(Requirements) Would you retype all of these records exactly?

(Provided records)
+-------+

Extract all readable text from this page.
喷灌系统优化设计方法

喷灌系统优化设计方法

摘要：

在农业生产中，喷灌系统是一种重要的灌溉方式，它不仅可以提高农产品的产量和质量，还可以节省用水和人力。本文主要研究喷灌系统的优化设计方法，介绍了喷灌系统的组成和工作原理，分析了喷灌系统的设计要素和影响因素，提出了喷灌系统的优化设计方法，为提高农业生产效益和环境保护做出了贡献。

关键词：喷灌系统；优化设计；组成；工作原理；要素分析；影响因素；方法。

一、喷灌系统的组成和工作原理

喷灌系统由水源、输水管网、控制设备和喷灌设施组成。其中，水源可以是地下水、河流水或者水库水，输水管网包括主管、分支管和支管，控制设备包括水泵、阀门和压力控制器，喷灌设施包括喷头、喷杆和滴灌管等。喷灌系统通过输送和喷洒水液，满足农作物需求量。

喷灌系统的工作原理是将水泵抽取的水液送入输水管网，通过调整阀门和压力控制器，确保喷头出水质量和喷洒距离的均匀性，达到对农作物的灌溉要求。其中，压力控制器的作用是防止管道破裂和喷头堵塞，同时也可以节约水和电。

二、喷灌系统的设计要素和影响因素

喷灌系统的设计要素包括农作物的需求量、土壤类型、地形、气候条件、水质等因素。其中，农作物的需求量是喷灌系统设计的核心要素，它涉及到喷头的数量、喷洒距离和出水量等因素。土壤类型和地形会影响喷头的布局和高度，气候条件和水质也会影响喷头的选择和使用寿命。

+-------+

(Solution to this problem)
Extract all readable text from this page.
喷灌系统优化设计方法

喷灌系统优化设计方法

摘要：

在农业生产中，喷灌系统是一种重要的灌溉方式，它不仅可以提高农产品的产量和质量，还可以节省用水和人力。本文主要研究喷灌系统的优化设计方法，介绍了喷灌系统的组成和工作原理，分析了喷灌系统的设计要素和影响因素，提出了喷灌系统的优化设计方法，为提高农业生产效益和环境保护做出了贡献。

关键词：喷灌系统；优化设计；组成；工作原理；要素分析；影响因素；方法。

一、喷灌系统的组成和工作原理

喷灌系统由水源、输水管网、控制设备和喷灌设施组成。其中，水源可以是地下水、河流水或者水库水，输水管网包括主管、分支管和支管，控制设备包括水泵、阀门和压力控制器，喷灌设施包括喷头、喷杆和滴灌管等。喷灌系统通过输送和喷洒水液，满足农作物需求量。

喷灌系统的工作原理是将水泵抽取的水液送入输水管网，通过调整阀门和压力控制器，确保喷头出水质量和喷洒距离的均匀性，达到对农作物的灌溉要求。其中，压力控制器的作用是防止管道破裂和喷头堵塞，同时也可以节约水和电。

二、喷灌系统的设计要素和影响因素

喷灌系统的设计要素包括农作物的需求量、土壤类型、地形、气候条件、水质等因素。其中，农作物的需求量是喷灌系统设计的核心要素，它涉及到喷头的数量、喷洒距离和出水量等因素。土壤类型和地形会影响喷头的布局和高度，气候条件和水质也会影响喷头的选择和使用寿命。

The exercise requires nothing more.